PROBLEM STATEMENT —
Write out the full set of records below exactly.

** Start **

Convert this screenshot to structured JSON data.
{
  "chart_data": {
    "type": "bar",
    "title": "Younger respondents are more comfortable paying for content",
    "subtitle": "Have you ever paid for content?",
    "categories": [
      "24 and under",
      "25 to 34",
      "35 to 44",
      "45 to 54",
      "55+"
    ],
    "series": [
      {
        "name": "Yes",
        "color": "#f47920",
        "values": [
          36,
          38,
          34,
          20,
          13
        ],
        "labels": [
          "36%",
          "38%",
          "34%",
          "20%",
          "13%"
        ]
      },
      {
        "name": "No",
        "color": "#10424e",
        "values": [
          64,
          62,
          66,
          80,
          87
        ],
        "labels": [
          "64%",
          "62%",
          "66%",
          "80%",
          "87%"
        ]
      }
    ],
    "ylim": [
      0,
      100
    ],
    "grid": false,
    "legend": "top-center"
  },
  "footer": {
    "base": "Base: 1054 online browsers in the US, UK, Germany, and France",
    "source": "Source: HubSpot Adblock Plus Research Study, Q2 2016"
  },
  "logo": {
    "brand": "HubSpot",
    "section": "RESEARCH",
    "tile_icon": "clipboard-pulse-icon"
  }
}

** End **

RESULT FOR THIS TASK —
Convert this screenshot to structured JSON data.
{
  "chart_data": {
    "type": "bar",
    "title": "Younger respondents are more comfortable paying for content",
    "subtitle": "Have you ever paid for content?",
    "categories": [
      "24 and under",
      "25 to 34",
      "35 to 44",
      "45 to 54",
      "55+"
    ],
    "series": [
      {
        "name": "Yes",
        "color": "#f47920",
        "values": [
          36,
          38,
          34,
          20,
          13
        ],
        "labels": [
          "36%",
          "38%",
          "34%",
          "20%",
          "13%"
        ]
      },
      {
        "name": "No",
        "color": "#10424e",
        "values": [
          64,
          62,
          66,
          80,
          87
        ],
        "labels": [
          "64%",
          "62%",
          "66%",
          "80%",
          "87%"
        ]
      }
    ],
    "ylim": [
      0,
      100
    ],
    "grid": false,
    "legend": "top-center"
  },
  "footer": {
    "base": "Base: 1054 online browsers in the US, UK, Germany, and France",
    "source": "Source: HubSpot Adblock Plus Research Study, Q2 2016"
  },
  "logo": {
    "brand": "HubSpot",
    "section": "RESEARCH",
    "tile_icon": "clipboard-pulse-icon"
  }
}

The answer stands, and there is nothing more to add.